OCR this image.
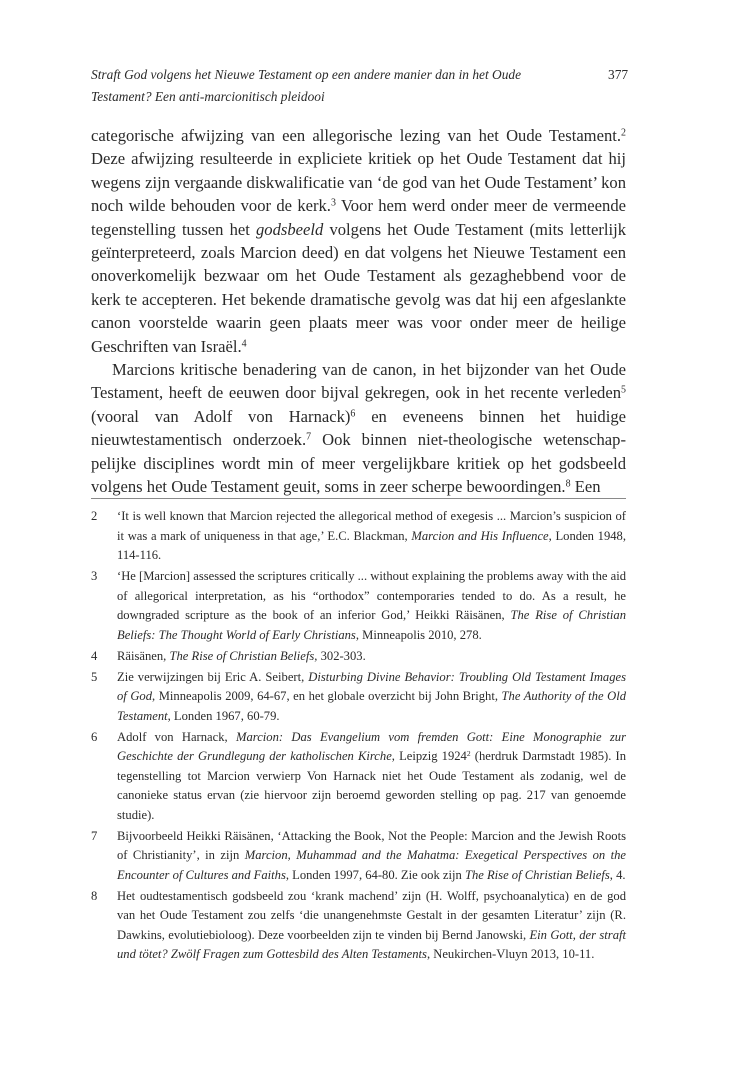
Straft God volgens het Nieuwe Testament op een andere manier dan in het Oude
Testament? Een anti-marcionitisch pleidooi
377

categorische afwijzing van een allegorische lezing van het Oude Testament.$^2$ Deze afwijzing resulteerde in expliciete kritiek op het Oude Testament dat hij wegens zijn vergaande diskwalificatie van ‘de god van het Oude Testament’ kon noch wilde behouden voor de kerk.$^3$ Voor hem werd onder meer de vermeende tegenstelling tussen het godsbeeld volgens het Oude Testament (mits letterlijk geïnterpreteerd, zoals Marcion deed) en dat volgens het Nieuwe Testament een onoverkomelijk bezwaar om het Oude Testament als gezaghebbend voor de kerk te accepteren. Het bekende dramatische gevolg was dat hij een afgeslankte canon voorstelde waarin geen plaats meer was voor onder meer de heilige Geschriften van Israël.$^4$

Marcions kritische benadering van de canon, in het bijzonder van het Oude Testament, heeft de eeuwen door bijval gekregen, ook in het recente verleden$^5$ (vooral van Adolf von Harnack)$^6$ en eveneens binnen het huidige nieuwtestamentisch onderzoek.$^7$ Ook binnen niet-theologische wetenschappelijke disciplines wordt min of meer vergelijkbare kritiek op het godsbeeld volgens het Oude Testament geuit, soms in zeer scherpe bewoordingen.$^8$ Een

2 ‘It is well known that Marcion rejected the allegorical method of exegesis ... Marcion’s suspicion of it was a mark of uniqueness in that age,’ E.C. Blackman, Marcion and His Influence, Londen 1948, 114-116.
3 ‘He [Marcion] assessed the scriptures critically ... without explaining the problems away with the aid of allegorical interpretation, as his “orthodox” contemporaries tended to do. As a result, he downgraded scripture as the book of an inferior God,’ Heikki Räisänen, The Rise of Christian Beliefs: The Thought World of Early Christians, Minneapolis 2010, 278.
4 Räisänen, The Rise of Christian Beliefs, 302-303.
5 Zie verwijzingen bij Eric A. Seibert, Disturbing Divine Behavior: Troubling Old Testament Images of God, Minneapolis 2009, 64-67, en het globale overzicht bij John Bright, The Authority of the Old Testament, Londen 1967, 60-79.
6 Adolf von Harnack, Marcion: Das Evangelium vom fremden Gott: Eine Monographie zur Geschichte der Grundlegung der katholischen Kirche, Leipzig 1924$^2$ (herdruk Darmstadt 1985). In tegenstelling tot Marcion verwierp Von Harnack niet het Oude Testament als zodanig, wel de canonieke status ervan (zie hiervoor zijn beroemd geworden stelling op pag. 217 van genoemde studie).
7 Bijvoorbeeld Heikki Räisänen, ‘Attacking the Book, Not the People: Marcion and the Jewish Roots of Christianity’, in zijn Marcion, Muhammad and the Mahatma: Exegetical Perspectives on the Encounter of Cultures and Faiths, Londen 1997, 64-80. Zie ook zijn The Rise of Christian Beliefs, 4.
8 Het oudtestamentisch godsbeeld zou ‘krank machend’ zijn (H. Wolff, psychoanalytica) en de god van het Oude Testament zou zelfs ‘die unangenehmste Gestalt in der gesamten Literatur’ zijn (R. Dawkins, evolutiebioloog). Deze voorbeelden zijn te vinden bij Bernd Janowski, Ein Gott, der straft und tötet? Zwölf Fragen zum Gottesbild des Alten Testaments, Neukirchen-Vluyn 2013, 10-11.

—————

THE REQUEST :: Show all lines above holding "niet".

ANSWER IN FULL ::
Marcions kritische benadering van de canon, in het bijzonder van het Oude Testament, heeft de eeuwen door bijval gekregen, ook in het recente verleden$^5$ (vooral van Adolf von Harnack)$^6$ en eveneens binnen het huidige nieuwtestamentisch onderzoek.$^7$ Ook binnen niet-theologische wetenschappelijke disciplines wordt min of meer vergelijkbare kritiek op het godsbeeld volgens het Oude Testament geuit, soms in zeer scherpe bewoordingen.$^8$ Een
6 Adolf von Harnack, Marcion: Das Evangelium vom fremden Gott: Eine Monographie zur Geschichte der Grundlegung der katholischen Kirche, Leipzig 1924$^2$ (herdruk Darmstadt 1985). In tegenstelling tot Marcion verwierp Von Harnack niet het Oude Testament als zodanig, wel de canonieke status ervan (zie hiervoor zijn beroemd geworden stelling op pag. 217 van genoemde studie).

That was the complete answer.